_Direction_
Provide only the number of lines in the listing that contain the string "button".

_Information provided_
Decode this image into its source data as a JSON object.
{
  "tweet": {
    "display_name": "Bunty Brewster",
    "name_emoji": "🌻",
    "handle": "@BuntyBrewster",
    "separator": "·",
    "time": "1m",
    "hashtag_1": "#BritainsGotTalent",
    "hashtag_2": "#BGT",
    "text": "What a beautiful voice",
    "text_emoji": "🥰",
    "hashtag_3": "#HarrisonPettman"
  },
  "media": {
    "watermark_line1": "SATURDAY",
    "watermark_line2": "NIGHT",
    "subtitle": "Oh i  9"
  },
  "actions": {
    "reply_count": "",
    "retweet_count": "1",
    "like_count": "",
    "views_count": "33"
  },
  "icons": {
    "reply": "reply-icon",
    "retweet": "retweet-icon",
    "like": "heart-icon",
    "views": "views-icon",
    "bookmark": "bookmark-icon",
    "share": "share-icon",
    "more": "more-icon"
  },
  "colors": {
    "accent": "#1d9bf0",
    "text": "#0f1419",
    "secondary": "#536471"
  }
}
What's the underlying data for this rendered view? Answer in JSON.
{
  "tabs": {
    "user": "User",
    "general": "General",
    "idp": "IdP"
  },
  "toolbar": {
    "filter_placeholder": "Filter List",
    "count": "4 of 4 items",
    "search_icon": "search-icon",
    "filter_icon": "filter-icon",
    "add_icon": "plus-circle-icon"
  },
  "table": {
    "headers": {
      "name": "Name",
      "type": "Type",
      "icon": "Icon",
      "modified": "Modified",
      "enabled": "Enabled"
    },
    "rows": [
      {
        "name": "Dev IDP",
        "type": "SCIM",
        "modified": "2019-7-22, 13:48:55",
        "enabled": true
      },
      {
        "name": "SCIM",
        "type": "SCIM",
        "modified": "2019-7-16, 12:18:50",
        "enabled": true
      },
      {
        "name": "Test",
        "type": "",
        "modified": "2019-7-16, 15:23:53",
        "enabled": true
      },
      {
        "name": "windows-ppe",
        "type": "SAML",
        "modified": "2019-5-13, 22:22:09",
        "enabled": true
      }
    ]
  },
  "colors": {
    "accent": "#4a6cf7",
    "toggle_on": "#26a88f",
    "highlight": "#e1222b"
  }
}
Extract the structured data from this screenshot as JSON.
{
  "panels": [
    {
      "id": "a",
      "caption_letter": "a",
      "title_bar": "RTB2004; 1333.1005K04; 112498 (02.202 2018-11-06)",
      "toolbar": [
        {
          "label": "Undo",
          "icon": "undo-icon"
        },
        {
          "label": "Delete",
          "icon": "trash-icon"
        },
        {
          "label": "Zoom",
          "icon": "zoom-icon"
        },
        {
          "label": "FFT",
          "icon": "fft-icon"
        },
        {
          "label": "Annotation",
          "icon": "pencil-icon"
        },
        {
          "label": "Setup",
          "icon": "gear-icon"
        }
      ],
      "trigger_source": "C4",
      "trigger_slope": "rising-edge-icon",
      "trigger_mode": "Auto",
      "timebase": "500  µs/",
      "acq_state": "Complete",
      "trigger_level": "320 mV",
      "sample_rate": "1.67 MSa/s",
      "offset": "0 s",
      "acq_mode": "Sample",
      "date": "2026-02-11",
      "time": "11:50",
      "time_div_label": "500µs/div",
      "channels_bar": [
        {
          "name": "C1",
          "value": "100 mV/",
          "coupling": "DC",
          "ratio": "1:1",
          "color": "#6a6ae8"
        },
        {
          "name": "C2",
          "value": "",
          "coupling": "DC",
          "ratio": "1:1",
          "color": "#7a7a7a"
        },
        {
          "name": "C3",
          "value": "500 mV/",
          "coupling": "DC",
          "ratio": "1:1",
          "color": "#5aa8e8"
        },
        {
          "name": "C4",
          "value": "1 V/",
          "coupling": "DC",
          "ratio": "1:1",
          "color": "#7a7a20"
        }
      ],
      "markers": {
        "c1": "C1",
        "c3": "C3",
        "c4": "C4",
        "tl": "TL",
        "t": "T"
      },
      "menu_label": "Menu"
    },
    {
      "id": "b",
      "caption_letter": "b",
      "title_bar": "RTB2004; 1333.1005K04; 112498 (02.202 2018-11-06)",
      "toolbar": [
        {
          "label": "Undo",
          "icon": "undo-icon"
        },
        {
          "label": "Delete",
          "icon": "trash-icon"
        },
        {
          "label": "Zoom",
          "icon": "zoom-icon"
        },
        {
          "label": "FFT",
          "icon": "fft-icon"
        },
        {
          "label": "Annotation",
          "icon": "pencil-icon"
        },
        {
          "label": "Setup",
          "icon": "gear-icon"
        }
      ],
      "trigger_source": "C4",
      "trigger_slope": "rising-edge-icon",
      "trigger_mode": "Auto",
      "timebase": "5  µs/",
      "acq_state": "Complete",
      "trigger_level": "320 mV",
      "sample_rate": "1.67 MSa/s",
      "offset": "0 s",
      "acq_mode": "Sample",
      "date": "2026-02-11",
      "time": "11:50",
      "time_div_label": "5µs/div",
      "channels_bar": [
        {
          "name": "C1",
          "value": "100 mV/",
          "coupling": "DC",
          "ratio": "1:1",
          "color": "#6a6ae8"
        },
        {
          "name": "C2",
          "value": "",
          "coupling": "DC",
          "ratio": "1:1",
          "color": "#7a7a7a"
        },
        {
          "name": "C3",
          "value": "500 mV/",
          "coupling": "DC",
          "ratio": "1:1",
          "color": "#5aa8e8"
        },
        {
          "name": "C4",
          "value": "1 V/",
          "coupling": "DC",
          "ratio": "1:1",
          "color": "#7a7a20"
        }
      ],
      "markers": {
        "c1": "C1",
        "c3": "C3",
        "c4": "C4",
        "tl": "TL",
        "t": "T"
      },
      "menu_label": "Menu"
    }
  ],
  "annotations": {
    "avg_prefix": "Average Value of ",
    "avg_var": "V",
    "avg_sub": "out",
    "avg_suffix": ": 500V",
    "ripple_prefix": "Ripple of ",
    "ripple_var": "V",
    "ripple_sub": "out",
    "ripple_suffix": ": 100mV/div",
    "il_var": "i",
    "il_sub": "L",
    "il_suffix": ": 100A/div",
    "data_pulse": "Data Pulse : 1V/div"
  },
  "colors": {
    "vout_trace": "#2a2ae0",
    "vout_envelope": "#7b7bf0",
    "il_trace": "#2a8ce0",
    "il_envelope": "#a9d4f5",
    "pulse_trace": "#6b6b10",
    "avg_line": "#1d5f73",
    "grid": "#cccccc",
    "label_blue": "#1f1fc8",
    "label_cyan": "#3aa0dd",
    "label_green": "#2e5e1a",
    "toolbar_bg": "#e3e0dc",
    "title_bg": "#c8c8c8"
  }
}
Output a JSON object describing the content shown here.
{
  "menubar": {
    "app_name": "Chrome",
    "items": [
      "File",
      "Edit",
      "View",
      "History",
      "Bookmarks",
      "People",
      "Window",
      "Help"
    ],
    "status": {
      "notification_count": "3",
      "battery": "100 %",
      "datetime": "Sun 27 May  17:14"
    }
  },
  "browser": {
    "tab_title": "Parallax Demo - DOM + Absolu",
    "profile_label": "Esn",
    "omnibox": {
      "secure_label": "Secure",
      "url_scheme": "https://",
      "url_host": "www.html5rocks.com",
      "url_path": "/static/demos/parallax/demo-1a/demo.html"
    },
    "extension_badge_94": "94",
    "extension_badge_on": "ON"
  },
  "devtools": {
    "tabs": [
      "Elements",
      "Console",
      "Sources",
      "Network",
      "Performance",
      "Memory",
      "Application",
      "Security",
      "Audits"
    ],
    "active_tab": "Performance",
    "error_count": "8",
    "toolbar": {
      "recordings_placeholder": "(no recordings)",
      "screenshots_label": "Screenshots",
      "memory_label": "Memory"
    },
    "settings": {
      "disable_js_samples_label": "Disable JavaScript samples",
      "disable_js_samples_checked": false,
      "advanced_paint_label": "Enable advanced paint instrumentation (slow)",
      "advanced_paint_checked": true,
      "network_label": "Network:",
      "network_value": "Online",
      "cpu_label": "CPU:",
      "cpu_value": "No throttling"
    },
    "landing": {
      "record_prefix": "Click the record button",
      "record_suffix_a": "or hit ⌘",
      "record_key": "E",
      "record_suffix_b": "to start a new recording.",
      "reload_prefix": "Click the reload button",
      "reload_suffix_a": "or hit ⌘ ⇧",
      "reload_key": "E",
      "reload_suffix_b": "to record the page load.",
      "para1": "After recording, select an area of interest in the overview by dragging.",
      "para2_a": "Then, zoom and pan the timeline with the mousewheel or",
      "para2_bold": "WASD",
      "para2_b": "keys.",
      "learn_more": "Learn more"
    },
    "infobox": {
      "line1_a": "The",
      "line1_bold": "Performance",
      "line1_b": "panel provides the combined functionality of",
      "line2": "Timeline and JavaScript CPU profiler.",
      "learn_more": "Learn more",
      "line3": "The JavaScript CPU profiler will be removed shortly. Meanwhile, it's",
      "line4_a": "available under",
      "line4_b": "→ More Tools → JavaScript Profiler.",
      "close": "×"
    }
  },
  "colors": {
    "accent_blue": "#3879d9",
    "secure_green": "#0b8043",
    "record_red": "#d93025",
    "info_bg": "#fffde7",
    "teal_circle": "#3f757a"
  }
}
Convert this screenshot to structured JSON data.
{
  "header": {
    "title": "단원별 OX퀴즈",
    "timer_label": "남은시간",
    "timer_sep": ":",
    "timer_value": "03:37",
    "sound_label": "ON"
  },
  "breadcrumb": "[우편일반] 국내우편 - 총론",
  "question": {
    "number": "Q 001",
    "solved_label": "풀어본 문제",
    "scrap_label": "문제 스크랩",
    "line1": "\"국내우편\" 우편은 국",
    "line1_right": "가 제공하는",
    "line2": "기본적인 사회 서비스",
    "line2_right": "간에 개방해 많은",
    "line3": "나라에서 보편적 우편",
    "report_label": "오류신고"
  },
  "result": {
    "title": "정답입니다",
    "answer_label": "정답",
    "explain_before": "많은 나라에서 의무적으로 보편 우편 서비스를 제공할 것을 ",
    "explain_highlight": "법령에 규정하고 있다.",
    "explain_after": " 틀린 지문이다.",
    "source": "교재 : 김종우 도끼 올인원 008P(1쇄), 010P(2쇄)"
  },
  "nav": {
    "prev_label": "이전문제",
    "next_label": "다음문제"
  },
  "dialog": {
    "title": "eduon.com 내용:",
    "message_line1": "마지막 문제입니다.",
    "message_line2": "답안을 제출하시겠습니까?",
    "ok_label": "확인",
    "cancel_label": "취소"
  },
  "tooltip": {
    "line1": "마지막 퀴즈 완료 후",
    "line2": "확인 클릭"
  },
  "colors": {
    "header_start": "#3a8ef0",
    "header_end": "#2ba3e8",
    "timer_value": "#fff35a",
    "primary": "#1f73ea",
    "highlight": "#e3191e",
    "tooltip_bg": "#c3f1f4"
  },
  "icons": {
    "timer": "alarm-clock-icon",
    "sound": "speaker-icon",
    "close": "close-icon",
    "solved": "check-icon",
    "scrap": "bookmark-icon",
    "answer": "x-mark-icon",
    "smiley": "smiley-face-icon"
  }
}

_Task result_
2